TAREAS A REALIZAR
(a) Responde estas preguntas con lo que dice el texto sobre aprender a cocinar:
(i) ¿En qué país había vivido sola varios años antes de llegar a la Argentina?
(ii) ¿Cuáles eran las tres cosas que sabía cocinar?
(iii) ¿Qué tipo de razonamiento le cuesta más?
(b) Según el texto sobre aprender a cocinar, ¿por qué cocinar es un ejercicio mental constante? Responde en una a tres oraciones.
(c) Sigue escribiendo el texto sobre aprender a cocinar a partir de su última oración.

EXTRACTO DE LA PÁGINA
————————
Cuando llegué a vivir a la Argentina mi contacto con la cocina había sido casi accidental, a pesar de ya haber vivido varios años sola en México, tuve siempre algún o algunos ángeles guardianes de mi alimentación que me iban bancando (gracias a Telita, Paus, Mali y las señoras del rancho de San Diego de Alcalá, Benjamín C, que me enseñaron mis primeras lecciones de cocina básica) . Y así me salvaba de comer alguna de las tres cosas que sabía cocinar todos los días, o sea, huevos revueltos con jamón (que a pesar de todo, los sigo disfrutando como la primera vez que los hice), milanesa empanizada y tacos de carne picada.

Acá en tangolandia, el hambre hizo lo suyo: el milagro para un alma renuente a la cocina.  Empecé a atreverme a improvisar. A inventar, crear y disfrutar del proceso de cocinar. Cambió mi cabeza. El hecho de cocinar es ya un acto de amor, hacia tí y hacia los demás y es un ejercicio mental constante; requiere coordinación, memoria, creatividad, lógica y razonamiento matemático (que como médica, éste es el que más me cuesta). Cada vez amo más el cocinar para mí, y aún más, para los demás.
————————
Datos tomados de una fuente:
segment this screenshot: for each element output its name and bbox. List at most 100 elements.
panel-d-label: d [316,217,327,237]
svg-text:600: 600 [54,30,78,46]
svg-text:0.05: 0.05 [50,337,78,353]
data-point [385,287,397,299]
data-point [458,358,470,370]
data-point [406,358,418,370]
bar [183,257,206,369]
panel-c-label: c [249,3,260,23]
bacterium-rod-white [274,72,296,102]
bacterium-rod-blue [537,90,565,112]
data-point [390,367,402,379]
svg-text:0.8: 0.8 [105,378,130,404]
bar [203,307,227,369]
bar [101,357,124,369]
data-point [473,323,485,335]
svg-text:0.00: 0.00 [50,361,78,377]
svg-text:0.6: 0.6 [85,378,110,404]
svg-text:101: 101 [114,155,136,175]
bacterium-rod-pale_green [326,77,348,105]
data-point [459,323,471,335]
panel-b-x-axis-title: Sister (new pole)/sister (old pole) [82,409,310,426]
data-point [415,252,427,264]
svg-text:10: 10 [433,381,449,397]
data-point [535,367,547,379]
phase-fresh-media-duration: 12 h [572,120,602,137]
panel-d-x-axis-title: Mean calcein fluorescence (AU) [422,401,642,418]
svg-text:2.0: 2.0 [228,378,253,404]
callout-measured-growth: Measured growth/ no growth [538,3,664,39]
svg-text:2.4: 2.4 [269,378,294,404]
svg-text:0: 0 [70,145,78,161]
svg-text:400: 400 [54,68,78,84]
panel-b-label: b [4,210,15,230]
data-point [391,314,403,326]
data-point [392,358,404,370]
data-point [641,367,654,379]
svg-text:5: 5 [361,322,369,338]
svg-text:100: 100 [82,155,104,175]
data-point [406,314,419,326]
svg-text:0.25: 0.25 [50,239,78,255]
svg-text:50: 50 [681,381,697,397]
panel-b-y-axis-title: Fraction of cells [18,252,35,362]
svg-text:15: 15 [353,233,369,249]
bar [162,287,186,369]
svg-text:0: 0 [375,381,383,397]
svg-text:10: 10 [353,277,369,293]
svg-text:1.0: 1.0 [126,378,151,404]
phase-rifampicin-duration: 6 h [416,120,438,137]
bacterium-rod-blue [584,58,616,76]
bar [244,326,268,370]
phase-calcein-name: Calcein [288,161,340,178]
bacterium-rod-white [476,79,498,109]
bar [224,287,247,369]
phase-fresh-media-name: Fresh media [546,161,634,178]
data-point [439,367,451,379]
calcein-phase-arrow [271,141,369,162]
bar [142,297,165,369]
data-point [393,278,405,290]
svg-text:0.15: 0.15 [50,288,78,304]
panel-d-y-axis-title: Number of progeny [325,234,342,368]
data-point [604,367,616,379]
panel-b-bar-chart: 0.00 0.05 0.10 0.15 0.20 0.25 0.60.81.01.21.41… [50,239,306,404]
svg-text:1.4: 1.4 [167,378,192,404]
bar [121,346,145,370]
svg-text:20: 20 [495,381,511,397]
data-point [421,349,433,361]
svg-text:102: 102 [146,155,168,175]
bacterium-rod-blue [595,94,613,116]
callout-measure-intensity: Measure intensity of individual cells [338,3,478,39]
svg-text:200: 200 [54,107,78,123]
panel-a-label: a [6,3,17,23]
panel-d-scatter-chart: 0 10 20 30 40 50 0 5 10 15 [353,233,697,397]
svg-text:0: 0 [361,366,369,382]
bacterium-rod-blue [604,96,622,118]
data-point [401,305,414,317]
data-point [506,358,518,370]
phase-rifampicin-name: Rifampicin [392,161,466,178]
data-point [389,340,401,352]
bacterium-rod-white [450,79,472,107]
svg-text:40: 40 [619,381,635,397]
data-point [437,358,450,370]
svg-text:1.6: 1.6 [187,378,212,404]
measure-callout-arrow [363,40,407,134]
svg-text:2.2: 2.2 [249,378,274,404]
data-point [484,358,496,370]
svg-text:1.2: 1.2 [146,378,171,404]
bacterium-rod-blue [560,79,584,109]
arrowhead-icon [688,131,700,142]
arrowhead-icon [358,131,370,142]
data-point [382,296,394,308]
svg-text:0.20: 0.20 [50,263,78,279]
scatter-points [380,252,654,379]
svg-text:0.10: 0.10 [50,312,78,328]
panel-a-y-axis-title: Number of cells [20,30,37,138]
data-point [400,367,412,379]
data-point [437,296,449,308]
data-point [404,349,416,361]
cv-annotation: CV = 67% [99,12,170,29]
————————
TUS RESPUESTAS
(a)
(i) En México.
(ii) Huevos revueltos con jamón, milanesa empanizada y tacos de carne picada.
(iii) El razonamiento matemático.

(b) Cocinar es un ejercicio mental constante porque requiere coordinación, memoria, creatividad, lógica y razonamiento matemático.

(c)
Después de dos años y muchas cenas para amistades me considero una cocinera aceptable, pero aún soy una principiante en este mundo extensísimo de la gastronomía (me disculpo y agradezco a todas las personas que aún ante un platillo insípido o mal cocido, me regalaban una sonrisa y un “está muy rico”). He tenido la suerte de encontrarme con amigos que cocinan mucho y que, como a mí, les gusta experimentar con los sabores y meterse en los mercados buscando especies, y frutas y verduras raras; así que me siento en total libertad de servirles una “improvisación o inspiración” del momento.

He aprendido a adaptar algunas recetas mexicanas a un estilo más sudaca, accesible y no tan agresivo al paladar que no está acostumbrado, generalmente, a los sabores fuertes, y a ingeniármelas con la falta de un buen molcajete, un aplanador y una tortillera… en fin, gracias a todos los valientes que muchas veces, sin saberlo, fueron conejillos de indias!!, pero eso si, con mucho cariño!!